■ Task material ■
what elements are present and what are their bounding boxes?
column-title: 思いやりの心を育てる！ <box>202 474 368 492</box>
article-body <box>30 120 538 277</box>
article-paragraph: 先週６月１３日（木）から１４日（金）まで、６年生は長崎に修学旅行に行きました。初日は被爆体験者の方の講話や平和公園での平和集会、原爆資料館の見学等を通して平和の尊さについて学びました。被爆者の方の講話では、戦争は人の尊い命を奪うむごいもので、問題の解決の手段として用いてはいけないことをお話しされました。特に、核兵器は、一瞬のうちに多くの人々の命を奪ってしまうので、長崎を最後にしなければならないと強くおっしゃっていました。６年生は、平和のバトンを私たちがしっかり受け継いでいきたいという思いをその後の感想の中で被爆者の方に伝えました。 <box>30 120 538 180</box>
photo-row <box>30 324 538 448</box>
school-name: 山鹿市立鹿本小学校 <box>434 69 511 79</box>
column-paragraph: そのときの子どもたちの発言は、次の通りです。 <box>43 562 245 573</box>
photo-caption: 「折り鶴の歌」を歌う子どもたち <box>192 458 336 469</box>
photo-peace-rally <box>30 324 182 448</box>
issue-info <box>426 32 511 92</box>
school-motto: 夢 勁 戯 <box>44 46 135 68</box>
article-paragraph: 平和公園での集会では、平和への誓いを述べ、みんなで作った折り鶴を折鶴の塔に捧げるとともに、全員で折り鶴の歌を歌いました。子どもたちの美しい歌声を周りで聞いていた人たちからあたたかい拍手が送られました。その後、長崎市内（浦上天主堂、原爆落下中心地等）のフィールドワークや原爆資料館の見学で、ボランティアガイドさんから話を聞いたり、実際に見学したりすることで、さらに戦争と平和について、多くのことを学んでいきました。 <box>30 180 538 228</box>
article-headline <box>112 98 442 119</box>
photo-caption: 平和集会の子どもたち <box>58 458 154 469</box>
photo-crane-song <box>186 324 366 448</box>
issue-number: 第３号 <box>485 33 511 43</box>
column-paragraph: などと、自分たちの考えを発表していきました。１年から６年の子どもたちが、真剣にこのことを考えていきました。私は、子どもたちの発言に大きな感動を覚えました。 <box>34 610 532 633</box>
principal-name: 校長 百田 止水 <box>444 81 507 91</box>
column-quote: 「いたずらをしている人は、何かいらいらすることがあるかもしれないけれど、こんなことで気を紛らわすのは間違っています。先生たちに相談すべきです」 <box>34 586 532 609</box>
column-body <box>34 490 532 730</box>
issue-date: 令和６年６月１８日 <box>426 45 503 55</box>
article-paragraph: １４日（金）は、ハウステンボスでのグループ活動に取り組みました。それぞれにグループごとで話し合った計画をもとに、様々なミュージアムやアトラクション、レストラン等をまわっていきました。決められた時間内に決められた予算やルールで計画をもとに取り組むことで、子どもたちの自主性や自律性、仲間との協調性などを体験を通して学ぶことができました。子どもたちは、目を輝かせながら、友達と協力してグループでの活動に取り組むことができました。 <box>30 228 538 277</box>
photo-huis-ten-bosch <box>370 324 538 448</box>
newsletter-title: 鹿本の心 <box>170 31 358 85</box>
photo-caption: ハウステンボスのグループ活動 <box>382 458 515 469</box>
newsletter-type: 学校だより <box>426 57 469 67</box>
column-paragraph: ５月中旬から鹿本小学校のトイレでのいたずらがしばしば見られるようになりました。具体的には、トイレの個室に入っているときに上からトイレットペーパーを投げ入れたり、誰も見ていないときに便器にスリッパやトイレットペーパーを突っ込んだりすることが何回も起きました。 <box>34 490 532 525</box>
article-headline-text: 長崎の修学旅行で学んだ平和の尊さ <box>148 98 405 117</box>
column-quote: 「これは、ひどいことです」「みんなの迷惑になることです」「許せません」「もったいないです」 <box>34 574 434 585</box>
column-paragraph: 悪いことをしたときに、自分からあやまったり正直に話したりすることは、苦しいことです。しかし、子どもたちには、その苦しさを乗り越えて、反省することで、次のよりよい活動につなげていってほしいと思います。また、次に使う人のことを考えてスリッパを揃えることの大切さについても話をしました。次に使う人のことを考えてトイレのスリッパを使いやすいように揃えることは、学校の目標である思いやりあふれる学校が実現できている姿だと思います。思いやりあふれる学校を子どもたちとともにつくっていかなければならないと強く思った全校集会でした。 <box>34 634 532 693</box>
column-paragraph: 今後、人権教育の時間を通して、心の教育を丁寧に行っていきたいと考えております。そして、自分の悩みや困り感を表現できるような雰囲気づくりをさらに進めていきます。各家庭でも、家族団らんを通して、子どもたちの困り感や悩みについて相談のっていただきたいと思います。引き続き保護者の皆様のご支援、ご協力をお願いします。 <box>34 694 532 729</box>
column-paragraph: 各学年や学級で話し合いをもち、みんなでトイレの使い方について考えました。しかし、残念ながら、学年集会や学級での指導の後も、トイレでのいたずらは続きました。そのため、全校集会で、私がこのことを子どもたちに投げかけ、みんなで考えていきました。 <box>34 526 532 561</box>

■ Do this ■
Pick out every line of the items above that contains the string "caption", with case counting, and copy each such line in full.

■ Response for this exercise ■
photo-caption: 「折り鶴の歌」を歌う子どもたち <box>192 458 336 469</box>
photo-caption: 平和集会の子どもたち <box>58 458 154 469</box>
photo-caption: ハウステンボスのグループ活動 <box>382 458 515 469</box>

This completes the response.